### EXERCISE TASK
Reproduce every line of the data below without alteration, leaving out any pictures.

### SUPPLIED DATA
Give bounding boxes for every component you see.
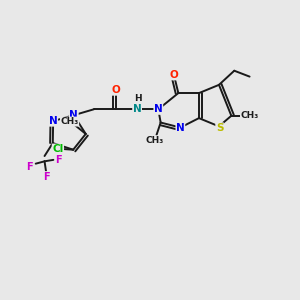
Text: N: N bbox=[49, 116, 58, 126]
Text: H: H bbox=[134, 94, 142, 103]
Text: F: F bbox=[26, 162, 33, 172]
Text: N: N bbox=[176, 122, 185, 133]
Text: CH₃: CH₃ bbox=[60, 117, 79, 126]
Text: CH₃: CH₃ bbox=[146, 136, 164, 145]
Text: N: N bbox=[133, 104, 142, 114]
Text: Cl: Cl bbox=[52, 144, 64, 154]
Text: F: F bbox=[56, 155, 62, 165]
Text: N: N bbox=[154, 104, 163, 114]
Text: N: N bbox=[69, 110, 78, 120]
Text: CH₃: CH₃ bbox=[241, 111, 259, 120]
Text: O: O bbox=[169, 70, 178, 80]
Text: S: S bbox=[216, 123, 223, 133]
Text: F: F bbox=[43, 172, 49, 182]
Text: O: O bbox=[112, 85, 120, 95]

### RESPONSE TO THIS EXERCISE
Give bounding boxes for every component you see.
Text: N: N bbox=[49, 116, 58, 126]
Text: H: H bbox=[134, 94, 142, 103]
Text: F: F bbox=[26, 162, 33, 172]
Text: N: N bbox=[176, 122, 185, 133]
Text: CH₃: CH₃ bbox=[60, 117, 79, 126]
Text: CH₃: CH₃ bbox=[146, 136, 164, 145]
Text: N: N bbox=[133, 104, 142, 114]
Text: Cl: Cl bbox=[52, 144, 64, 154]
Text: F: F bbox=[56, 155, 62, 165]
Text: N: N bbox=[154, 104, 163, 114]
Text: N: N bbox=[69, 110, 78, 120]
Text: CH₃: CH₃ bbox=[241, 111, 259, 120]
Text: O: O bbox=[169, 70, 178, 80]
Text: S: S bbox=[216, 123, 223, 133]
Text: F: F bbox=[43, 172, 49, 182]
Text: O: O bbox=[112, 85, 120, 95]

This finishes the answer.